WHAT THE EXERCISE ASKS. Keep the pictures out of the copy and repeat the records exactly.

## start EXERCISE INPUTS

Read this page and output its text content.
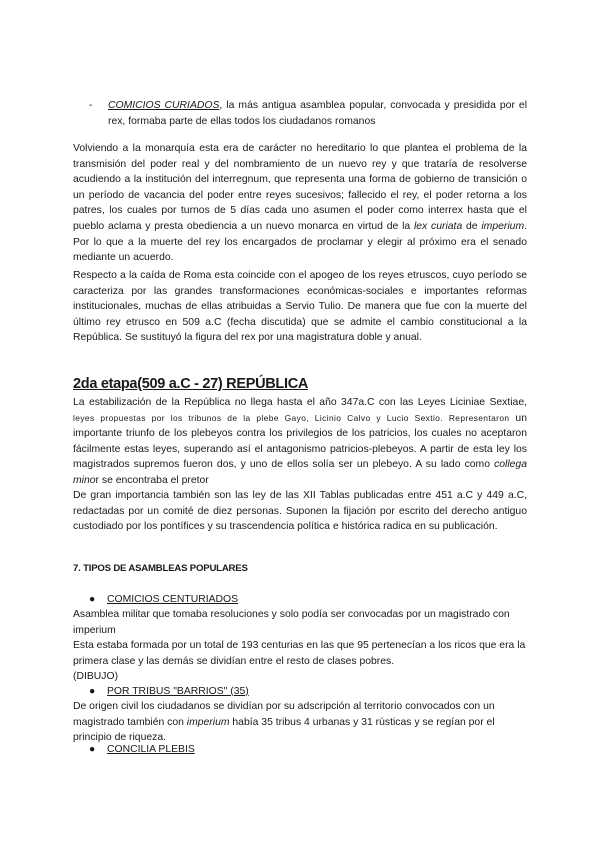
-	COMICIOS CURIADOS, la más antigua asamblea popular, convocada y presidida por el rex, formaba parte de ellas todos los ciudadanos romanos

Volviendo a la monarquía esta era de carácter no hereditario lo que plantea el problema de la transmisión del poder real y del nombramiento de un nuevo rey y que trataría de resolverse acudiendo a la institución del interregnum, que representa una forma de gobierno de transición o un período de vacancia del poder entre reyes sucesivos; fallecido el rey, el poder retorna a los patres, los cuales por turnos de 5 días cada uno asumen el poder como interrex hasta que el pueblo aclama y presta obediencia a un nuevo monarca en virtud de la lex curiata de imperium. Por lo que a la muerte del rey los encargados de proclamar y elegir al próximo era el senado mediante un acuerdo.

Respecto a la caída de Roma esta coincide con el apogeo de los reyes etruscos, cuyo período se caracteriza por las grandes transformaciones económicas-sociales e importantes reformas institucionales, muchas de ellas atribuidas a Servio Tulio. De manera que fue con la muerte del último rey etrusco en 509 a.C (fecha discutida) que se admite el cambio constitucional a la República. Se sustituyó la figura del rex por una magistratura doble y anual.

2da etapa(509 a.C - 27) REPÚBLICA

La estabilización de la República no llega hasta el año 347a.C con las Leyes Liciniae Sextiae, leyes propuestas por los tribunos de la plebe Gayo, Licinio Calvo y Lucio Sextio. Representaron un importante triunfo de los plebeyos contra los privilegios de los patricios, los cuales no aceptaron fácilmente estas leyes, superando así el antagonismo patricios-plebeyos. A partir de esta ley los magistrados supremos fueron dos, y uno de ellos solía ser un plebeyo. A su lado como collega minor se encontraba el pretor

De gran importancia también son las ley de las XII Tablas publicadas entre 451 a.C y 449 a.C, redactadas por un comité de diez personas. Suponen la fijación por escrito del derecho antiguo custodiado por los pontífices y su trascendencia política e histórica radica en su publicación.

7. TIPOS DE ASAMBLEAS POPULARES
● COMICIOS CENTURIADOS

Asamblea militar que tomaba resoluciones y solo podía ser convocadas por un magistrado con imperium

Esta estaba formada por un total de 193 centurias en las que 95 pertenecían a los ricos que era la primera clase y las demás se dividían entre el resto de clases pobres.

(DIBUJO)

● POR TRIBUS "BARRIOS" (35)

De origen civil los ciudadanos se dividían por su adscripción al territorio convocados con un magistrado también con imperium había 35 tribus 4 urbanas y 31 rústicas y se regían por el principio de riqueza.

● CONCILIA PLEBIS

## end EXERCISE INPUTS

ANSWER FOR THE TASK.
Read this page and output its text content.
-	COMICIOS CURIADOS, la más antigua asamblea popular, convocada y presidida por el rex, formaba parte de ellas todos los ciudadanos romanos

Volviendo a la monarquía esta era de carácter no hereditario lo que plantea el problema de la transmisión del poder real y del nombramiento de un nuevo rey y que trataría de resolverse acudiendo a la institución del interregnum, que representa una forma de gobierno de transición o un período de vacancia del poder entre reyes sucesivos; fallecido el rey, el poder retorna a los patres, los cuales por turnos de 5 días cada uno asumen el poder como interrex hasta que el pueblo aclama y presta obediencia a un nuevo monarca en virtud de la lex curiata de imperium. Por lo que a la muerte del rey los encargados de proclamar y elegir al próximo era el senado mediante un acuerdo.

Respecto a la caída de Roma esta coincide con el apogeo de los reyes etruscos, cuyo período se caracteriza por las grandes transformaciones económicas-sociales e importantes reformas institucionales, muchas de ellas atribuidas a Servio Tulio. De manera que fue con la muerte del último rey etrusco en 509 a.C (fecha discutida) que se admite el cambio constitucional a la República. Se sustituyó la figura del rex por una magistratura doble y anual.

2da etapa(509 a.C - 27) REPÚBLICA

La estabilización de la República no llega hasta el año 347a.C con las Leyes Liciniae Sextiae, leyes propuestas por los tribunos de la plebe Gayo, Licinio Calvo y Lucio Sextio. Representaron un importante triunfo de los plebeyos contra los privilegios de los patricios, los cuales no aceptaron fácilmente estas leyes, superando así el antagonismo patricios-plebeyos. A partir de esta ley los magistrados supremos fueron dos, y uno de ellos solía ser un plebeyo. A su lado como collega minor se encontraba el pretor

De gran importancia también son las ley de las XII Tablas publicadas entre 451 a.C y 449 a.C, redactadas por un comité de diez personas. Suponen la fijación por escrito del derecho antiguo custodiado por los pontífices y su trascendencia política e histórica radica en su publicación.

7. TIPOS DE ASAMBLEAS POPULARES
● COMICIOS CENTURIADOS

Asamblea militar que tomaba resoluciones y solo podía ser convocadas por un magistrado con imperium

Esta estaba formada por un total de 193 centurias en las que 95 pertenecían a los ricos que era la primera clase y las demás se dividían entre el resto de clases pobres.

(DIBUJO)

● POR TRIBUS "BARRIOS" (35)

De origen civil los ciudadanos se dividían por su adscripción al territorio convocados con un magistrado también con imperium había 35 tribus 4 urbanas y 31 rústicas y se regían por el principio de riqueza.

● CONCILIA PLEBIS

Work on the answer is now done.